(Excerpt from a dataset)

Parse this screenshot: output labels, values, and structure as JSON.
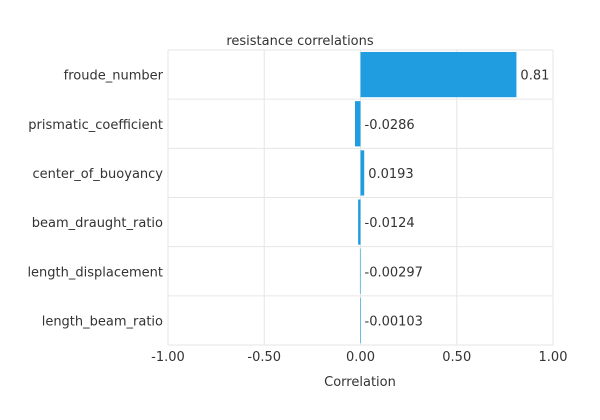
{
  "chart_data": {
    "type": "bar",
    "orientation": "horizontal",
    "title": "resistance correlations",
    "xlabel": "Correlation",
    "ylabel": "",
    "xlim": [
      -1.0,
      1.0
    ],
    "xticks": [
      "-1.00",
      "-0.50",
      "0.00",
      "0.50",
      "1.00"
    ],
    "grid": true,
    "bar_color": "#1f9de0",
    "categories": [
      "froude_number",
      "prismatic_coefficient",
      "center_of_buoyancy",
      "beam_draught_ratio",
      "length_displacement",
      "length_beam_ratio"
    ],
    "values": [
      0.81,
      -0.0286,
      0.0193,
      -0.0124,
      -0.00297,
      -0.00103
    ],
    "value_labels": [
      "0.81",
      "-0.0286",
      "0.0193",
      "-0.0124",
      "-0.00297",
      "-0.00103"
    ]
  }
}
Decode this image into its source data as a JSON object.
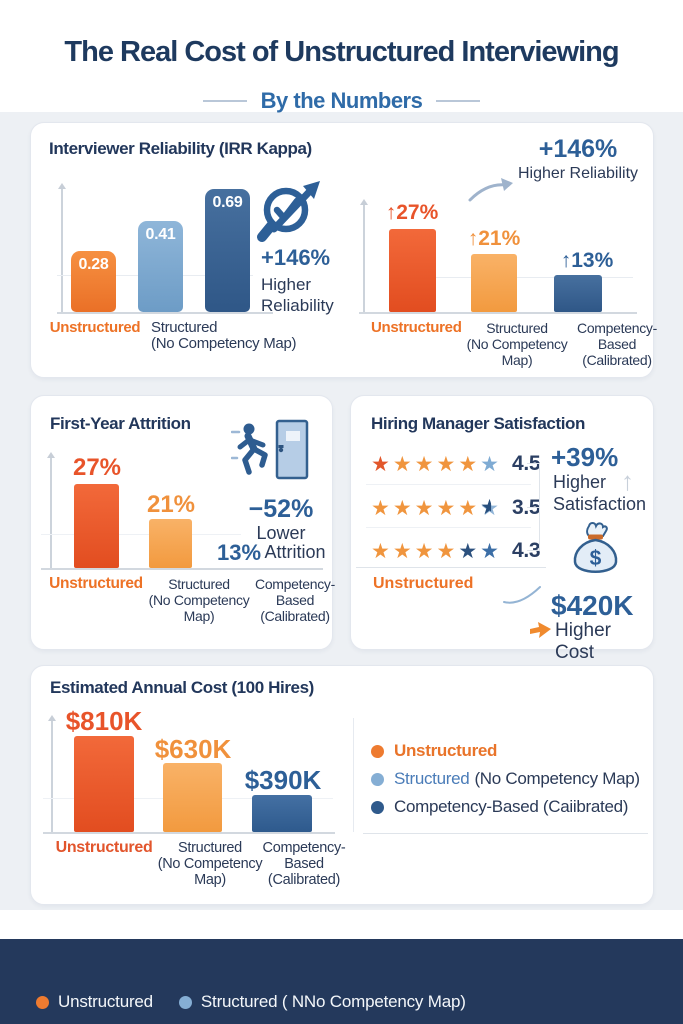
{
  "header": {
    "title": "The Real Cost of Unstructured Interviewing",
    "subtitle": "By the Numbers"
  },
  "reliability": {
    "title": "Interviewer Reliability (IRR Kappa)",
    "bar_labels": [
      "0.28",
      "0.41",
      "0.69"
    ],
    "cats_left": [
      {
        "label": "Unstructured"
      },
      {
        "label": "Structured",
        "sub": "(No Competency Map)"
      }
    ],
    "badge": {
      "percent": "+146%",
      "line1": "Higher",
      "line2": "Reliability"
    },
    "anno": {
      "percent": "+146%",
      "text": "Higher Reliability"
    },
    "rate_labels": [
      "↑27%",
      "↑21%",
      "↑13%"
    ],
    "cats": [
      {
        "label": "Unstructured",
        "sub": ""
      },
      {
        "label": "Structured",
        "sub": "(No Competency Map)"
      },
      {
        "label": "Competency-Based",
        "sub": "(Calibrated)"
      }
    ]
  },
  "attrition": {
    "title": "First-Year Attrition",
    "bar_labels": [
      "27%",
      "21%"
    ],
    "third_label": "13%",
    "anno": {
      "percent": "−52%",
      "line1": "Lower",
      "line2": "Attrition"
    },
    "cats": [
      {
        "label": "Unstructured",
        "sub": ""
      },
      {
        "label": "Structured",
        "sub": "(No Competency Map)"
      },
      {
        "label": "Competency-Based",
        "sub": "(Calibrated)"
      }
    ]
  },
  "satisfaction": {
    "title": "Hiring Manager Satisfaction",
    "rows": [
      {
        "score": "4.5",
        "stars": [
          "red",
          "orange",
          "orange",
          "orange",
          "orange",
          "lightblue"
        ]
      },
      {
        "score": "3.5",
        "stars": [
          "orange",
          "orange",
          "orange",
          "orange",
          "orange",
          "half"
        ]
      },
      {
        "score": "4.3",
        "stars": [
          "orange",
          "orange",
          "orange",
          "orange",
          "navy",
          "blue"
        ]
      }
    ],
    "x_label": "Unstructured",
    "anno": {
      "percent": "+39%",
      "line1": "Higher",
      "line2": "Satisfaction"
    },
    "cost": {
      "value": "$420K",
      "label": "Higher Cost"
    }
  },
  "cost_panel": {
    "title": "Estimated Annual Cost (100 Hires)",
    "bar_labels": [
      "$810K",
      "$630K",
      "$390K"
    ],
    "cats": [
      {
        "label": "Unstructured",
        "sub": ""
      },
      {
        "label": "Structured",
        "sub": "(No Competency Map)"
      },
      {
        "label": "Competency-Based",
        "sub": "(Calibrated)"
      }
    ],
    "legend": [
      {
        "label": "Unstructured"
      },
      {
        "label": "Structured",
        "sub": "(No Competency Map)"
      },
      {
        "label": "Competency-Based (Caiibrated)"
      }
    ]
  },
  "footer": {
    "items": [
      {
        "label": "Unstructured"
      },
      {
        "label": "Structured ( NNo Competency Map)"
      }
    ]
  },
  "colors": {
    "accent_blue": "#2d5f97",
    "navy_text": "#22375b",
    "orange": "#ee7b30",
    "red_orange": "#e8542a",
    "light_orange": "#f5a44f",
    "light_blue": "#7ba6cc",
    "dark_blue_bar": "#35608f",
    "footer_bg": "#24395c"
  },
  "chart_data": [
    {
      "id": "interviewer_reliability_irr_kappa",
      "type": "bar",
      "title": "Interviewer Reliability (IRR Kappa)",
      "categories": [
        "Unstructured",
        "Structured (No Competency Map)",
        "Competency-Based (Calibrated)"
      ],
      "values": [
        0.28,
        0.41,
        0.69
      ],
      "value_labels": [
        "0.28",
        "0.41",
        "0.69"
      ],
      "bar_colors": [
        "#ee7b30",
        "#7ba6cc",
        "#35608f"
      ],
      "annotation": "+146% Higher Reliability",
      "ylim": [
        0,
        0.8
      ]
    },
    {
      "id": "reliability_panel_right_percentages",
      "type": "bar",
      "title": "",
      "categories": [
        "Unstructured",
        "Structured (No Competency Map)",
        "Competency-Based (Calibrated)"
      ],
      "values": [
        27,
        21,
        13
      ],
      "value_labels": [
        "↑27%",
        "↑21%",
        "↑13%"
      ],
      "bar_colors": [
        "#ec5f2d",
        "#f5a44f",
        "#35608f"
      ],
      "annotation": "+146% Higher Reliability",
      "unit": "%"
    },
    {
      "id": "first_year_attrition",
      "type": "bar",
      "title": "First-Year Attrition",
      "categories": [
        "Unstructured",
        "Structured (No Competency Map)",
        "Competency-Based (Calibrated)"
      ],
      "values": [
        27,
        21,
        13
      ],
      "value_labels": [
        "27%",
        "21%",
        "13%"
      ],
      "bar_colors": [
        "#e8542a",
        "#f5a44f",
        null
      ],
      "annotation": "−52% Lower Attrition",
      "unit": "%"
    },
    {
      "id": "hiring_manager_satisfaction",
      "type": "rating",
      "title": "Hiring Manager Satisfaction",
      "rows": [
        {
          "value": 4.5,
          "stars_total": 6,
          "stars_orange": 5,
          "stars_blue": 1
        },
        {
          "value": 3.5,
          "stars_total": 6,
          "stars_orange": 5,
          "stars_blue": 1
        },
        {
          "value": 4.3,
          "stars_total": 6,
          "stars_orange": 4,
          "stars_blue": 2
        }
      ],
      "x_label": "Unstructured",
      "annotations": [
        "+39% Higher Satisfaction",
        "$420K Higher Cost"
      ]
    },
    {
      "id": "estimated_annual_cost_100_hires",
      "type": "bar",
      "title": "Estimated Annual Cost (100 Hires)",
      "categories": [
        "Unstructured",
        "Structured (No Competency Map)",
        "Competency-Based (Calibrated)"
      ],
      "values": [
        810,
        630,
        390
      ],
      "value_labels": [
        "$810K",
        "$630K",
        "$390K"
      ],
      "unit": "$K",
      "bar_colors": [
        "#e8542a",
        "#f5a44f",
        "#35608f"
      ],
      "legend": [
        "Unstructured",
        "Structured (No Competency Map)",
        "Competency-Based (Caiibrated)"
      ]
    }
  ]
}
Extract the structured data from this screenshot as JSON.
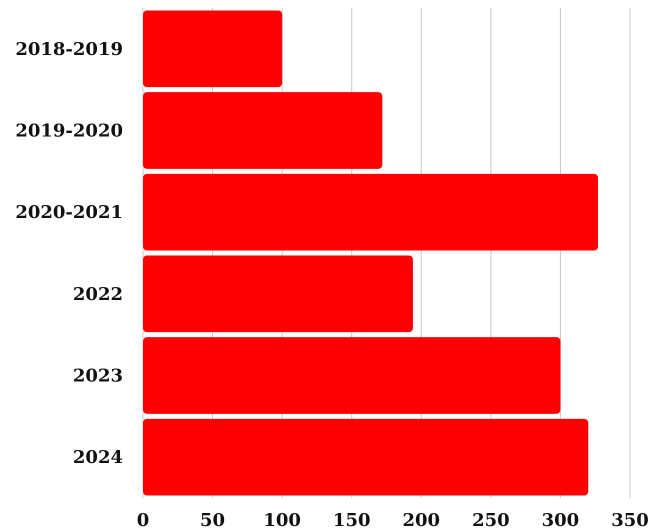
{
  "chart_data": {
    "type": "bar",
    "orientation": "horizontal",
    "categories": [
      "2018-2019",
      "2019-2020",
      "2020-2021",
      "2022",
      "2023",
      "2024"
    ],
    "values": [
      100,
      172,
      327,
      194,
      300,
      320
    ],
    "xlim": [
      0,
      350
    ],
    "xticks": [
      0,
      50,
      100,
      150,
      200,
      250,
      300,
      350
    ],
    "grid": true,
    "bar_color": "#ff0000",
    "title": "",
    "xlabel": "",
    "ylabel": ""
  }
}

Exercise objective:
Repeat the records above exactly, leaving out any pictures they contain.

Written reply:
Parse this screenshot: output labels, values, and structure as JSON.
{
  "chart_data": {
    "type": "bar",
    "orientation": "horizontal",
    "title": "resistance correlations",
    "xlabel": "Correlation",
    "ylabel": "",
    "xlim": [
      -1.0,
      1.0
    ],
    "xticks": [
      "-1.00",
      "-0.50",
      "0.00",
      "0.50",
      "1.00"
    ],
    "grid": true,
    "bar_color": "#1f9de0",
    "categories": [
      "froude_number",
      "prismatic_coefficient",
      "center_of_buoyancy",
      "beam_draught_ratio",
      "length_displacement",
      "length_beam_ratio"
    ],
    "values": [
      0.81,
      -0.0286,
      0.0193,
      -0.0124,
      -0.00297,
      -0.00103
    ],
    "value_labels": [
      "0.81",
      "-0.0286",
      "0.0193",
      "-0.0124",
      "-0.00297",
      "-0.00103"
    ]
  }
}
Decode this image into its source data as a JSON object.
{
  "header": {
    "title": "The Real Cost of Unstructured Interviewing",
    "subtitle": "By the Numbers"
  },
  "reliability": {
    "title": "Interviewer Reliability (IRR Kappa)",
    "bar_labels": [
      "0.28",
      "0.41",
      "0.69"
    ],
    "cats_left": [
      {
        "label": "Unstructured"
      },
      {
        "label": "Structured",
        "sub": "(No Competency Map)"
      }
    ],
    "badge": {
      "percent": "+146%",
      "line1": "Higher",
      "line2": "Reliability"
    },
    "anno": {
      "percent": "+146%",
      "text": "Higher Reliability"
    },
    "rate_labels": [
      "↑27%",
      "↑21%",
      "↑13%"
    ],
    "cats": [
      {
        "label": "Unstructured",
        "sub": ""
      },
      {
        "label": "Structured",
        "sub": "(No Competency Map)"
      },
      {
        "label": "Competency-Based",
        "sub": "(Calibrated)"
      }
    ]
  },
  "attrition": {
    "title": "First-Year Attrition",
    "bar_labels": [
      "27%",
      "21%"
    ],
    "third_label": "13%",
    "anno": {
      "percent": "−52%",
      "line1": "Lower",
      "line2": "Attrition"
    },
    "cats": [
      {
        "label": "Unstructured",
        "sub": ""
      },
      {
        "label": "Structured",
        "sub": "(No Competency Map)"
      },
      {
        "label": "Competency-Based",
        "sub": "(Calibrated)"
      }
    ]
  },
  "satisfaction": {
    "title": "Hiring Manager Satisfaction",
    "rows": [
      {
        "score": "4.5",
        "stars": [
          "red",
          "orange",
          "orange",
          "orange",
          "orange",
          "lightblue"
        ]
      },
      {
        "score": "3.5",
        "stars": [
          "orange",
          "orange",
          "orange",
          "orange",
          "orange",
          "half"
        ]
      },
      {
        "score": "4.3",
        "stars": [
          "orange",
          "orange",
          "orange",
          "orange",
          "navy",
          "blue"
        ]
      }
    ],
    "x_label": "Unstructured",
    "anno": {
      "percent": "+39%",
      "line1": "Higher",
      "line2": "Satisfaction"
    },
    "cost": {
      "value": "$420K",
      "label": "Higher Cost"
    }
  },
  "cost_panel": {
    "title": "Estimated Annual Cost (100 Hires)",
    "bar_labels": [
      "$810K",
      "$630K",
      "$390K"
    ],
    "cats": [
      {
        "label": "Unstructured",
        "sub": ""
      },
      {
        "label": "Structured",
        "sub": "(No Competency Map)"
      },
      {
        "label": "Competency-Based",
        "sub": "(Calibrated)"
      }
    ],
    "legend": [
      {
        "label": "Unstructured"
      },
      {
        "label": "Structured",
        "sub": "(No Competency Map)"
      },
      {
        "label": "Competency-Based (Caiibrated)"
      }
    ]
  },
  "footer": {
    "items": [
      {
        "label": "Unstructured"
      },
      {
        "label": "Structured ( NNo Competency Map)"
      }
    ]
  },
  "colors": {
    "accent_blue": "#2d5f97",
    "navy_text": "#22375b",
    "orange": "#ee7b30",
    "red_orange": "#e8542a",
    "light_orange": "#f5a44f",
    "light_blue": "#7ba6cc",
    "dark_blue_bar": "#35608f",
    "footer_bg": "#24395c"
  },
  "chart_data": [
    {
      "id": "interviewer_reliability_irr_kappa",
      "type": "bar",
      "title": "Interviewer Reliability (IRR Kappa)",
      "categories": [
        "Unstructured",
        "Structured (No Competency Map)",
        "Competency-Based (Calibrated)"
      ],
      "values": [
        0.28,
        0.41,
        0.69
      ],
      "value_labels": [
        "0.28",
        "0.41",
        "0.69"
      ],
      "bar_colors": [
        "#ee7b30",
        "#7ba6cc",
        "#35608f"
      ],
      "annotation": "+146% Higher Reliability",
      "ylim": [
        0,
        0.8
      ]
    },
    {
      "id": "reliability_panel_right_percentages",
      "type": "bar",
      "title": "",
      "categories": [
        "Unstructured",
        "Structured (No Competency Map)",
        "Competency-Based (Calibrated)"
      ],
      "values": [
        27,
        21,
        13
      ],
      "value_labels": [
        "↑27%",
        "↑21%",
        "↑13%"
      ],
      "bar_colors": [
        "#ec5f2d",
        "#f5a44f",
        "#35608f"
      ],
      "annotation": "+146% Higher Reliability",
      "unit": "%"
    },
    {
      "id": "first_year_attrition",
      "type": "bar",
      "title": "First-Year Attrition",
      "categories": [
        "Unstructured",
        "Structured (No Competency Map)",
        "Competency-Based (Calibrated)"
      ],
      "values": [
        27,
        21,
        13
      ],
      "value_labels": [
        "27%",
        "21%",
        "13%"
      ],
      "bar_colors": [
        "#e8542a",
        "#f5a44f",
        null
      ],
      "annotation": "−52% Lower Attrition",
      "unit": "%"
    },
    {
      "id": "hiring_manager_satisfaction",
      "type": "rating",
      "title": "Hiring Manager Satisfaction",
      "rows": [
        {
          "value": 4.5,
          "stars_total": 6,
          "stars_orange": 5,
          "stars_blue": 1
        },
        {
          "value": 3.5,
          "stars_total": 6,
          "stars_orange": 5,
          "stars_blue": 1
        },
        {
          "value": 4.3,
          "stars_total": 6,
          "stars_orange": 4,
          "stars_blue": 2
        }
      ],
      "x_label": "Unstructured",
      "annotations": [
        "+39% Higher Satisfaction",
        "$420K Higher Cost"
      ]
    },
    {
      "id": "estimated_annual_cost_100_hires",
      "type": "bar",
      "title": "Estimated Annual Cost (100 Hires)",
      "categories": [
        "Unstructured",
        "Structured (No Competency Map)",
        "Competency-Based (Calibrated)"
      ],
      "values": [
        810,
        630,
        390
      ],
      "value_labels": [
        "$810K",
        "$630K",
        "$390K"
      ],
      "unit": "$K",
      "bar_colors": [
        "#e8542a",
        "#f5a44f",
        "#35608f"
      ],
      "legend": [
        "Unstructured",
        "Structured (No Competency Map)",
        "Competency-Based (Caiibrated)"
      ]
    }
  ]
}
Extract the structured data from this screenshot as JSON.
{
  "chart_data": {
    "type": "bar",
    "orientation": "horizontal",
    "categories": [
      "2018-2019",
      "2019-2020",
      "2020-2021",
      "2022",
      "2023",
      "2024"
    ],
    "values": [
      100,
      172,
      327,
      194,
      300,
      320
    ],
    "xlim": [
      0,
      350
    ],
    "xticks": [
      0,
      50,
      100,
      150,
      200,
      250,
      300,
      350
    ],
    "grid": true,
    "bar_color": "#ff0000",
    "title": "",
    "xlabel": "",
    "ylabel": ""
  }
}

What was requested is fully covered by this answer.